━━━ MATERIAL PROVIDED

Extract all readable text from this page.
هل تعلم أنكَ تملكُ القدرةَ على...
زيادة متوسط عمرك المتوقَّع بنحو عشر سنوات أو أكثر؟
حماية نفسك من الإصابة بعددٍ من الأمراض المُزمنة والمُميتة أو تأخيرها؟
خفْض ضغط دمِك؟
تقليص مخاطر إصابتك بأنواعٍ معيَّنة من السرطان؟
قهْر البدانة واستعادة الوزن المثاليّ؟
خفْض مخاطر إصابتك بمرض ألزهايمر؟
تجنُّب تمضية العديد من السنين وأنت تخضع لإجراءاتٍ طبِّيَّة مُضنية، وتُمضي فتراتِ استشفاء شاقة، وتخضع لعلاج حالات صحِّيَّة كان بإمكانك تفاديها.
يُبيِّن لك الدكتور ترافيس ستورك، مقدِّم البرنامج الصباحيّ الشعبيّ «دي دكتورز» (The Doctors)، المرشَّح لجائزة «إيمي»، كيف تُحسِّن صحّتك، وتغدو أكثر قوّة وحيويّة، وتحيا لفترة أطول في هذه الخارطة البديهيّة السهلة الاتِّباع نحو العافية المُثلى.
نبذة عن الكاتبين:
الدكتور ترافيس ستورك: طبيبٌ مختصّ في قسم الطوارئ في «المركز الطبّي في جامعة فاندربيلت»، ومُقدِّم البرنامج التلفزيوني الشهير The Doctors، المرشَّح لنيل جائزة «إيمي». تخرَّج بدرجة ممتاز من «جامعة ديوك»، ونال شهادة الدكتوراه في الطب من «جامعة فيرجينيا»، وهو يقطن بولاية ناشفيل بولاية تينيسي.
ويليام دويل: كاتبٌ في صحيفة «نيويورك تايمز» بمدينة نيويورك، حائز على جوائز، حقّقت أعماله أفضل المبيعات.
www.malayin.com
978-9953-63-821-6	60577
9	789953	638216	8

━━━━━━

◆ **WHAT IS ASKED**
Transcribe every entry word for word.

◆ **EXERCISE RESULT**
Extract all readable text from this page.
هل تعلم أنكَ تملكُ القدرةَ على...
زيادة متوسط عمرك المتوقَّع بنحو عشر سنوات أو أكثر؟
حماية نفسك من الإصابة بعددٍ من الأمراض المُزمنة والمُميتة أو تأخيرها؟
خفْض ضغط دمِك؟
تقليص مخاطر إصابتك بأنواعٍ معيَّنة من السرطان؟
قهْر البدانة واستعادة الوزن المثاليّ؟
خفْض مخاطر إصابتك بمرض ألزهايمر؟
تجنُّب تمضية العديد من السنين وأنت تخضع لإجراءاتٍ طبِّيَّة مُضنية، وتُمضي فتراتِ استشفاء شاقة، وتخضع لعلاج حالات صحِّيَّة كان بإمكانك تفاديها.
يُبيِّن لك الدكتور ترافيس ستورك، مقدِّم البرنامج الصباحيّ الشعبيّ «دي دكتورز» (The Doctors)، المرشَّح لجائزة «إيمي»، كيف تُحسِّن صحّتك، وتغدو أكثر قوّة وحيويّة، وتحيا لفترة أطول في هذه الخارطة البديهيّة السهلة الاتِّباع نحو العافية المُثلى.
نبذة عن الكاتبين:
الدكتور ترافيس ستورك: طبيبٌ مختصّ في قسم الطوارئ في «المركز الطبّي في جامعة فاندربيلت»، ومُقدِّم البرنامج التلفزيوني الشهير The Doctors، المرشَّح لنيل جائزة «إيمي». تخرَّج بدرجة ممتاز من «جامعة ديوك»، ونال شهادة الدكتوراه في الطب من «جامعة فيرجينيا»، وهو يقطن بولاية ناشفيل بولاية تينيسي.
ويليام دويل: كاتبٌ في صحيفة «نيويورك تايمز» بمدينة نيويورك، حائز على جوائز، حقّقت أعماله أفضل المبيعات.
www.malayin.com
978-9953-63-821-6	60577
9	789953	638216	8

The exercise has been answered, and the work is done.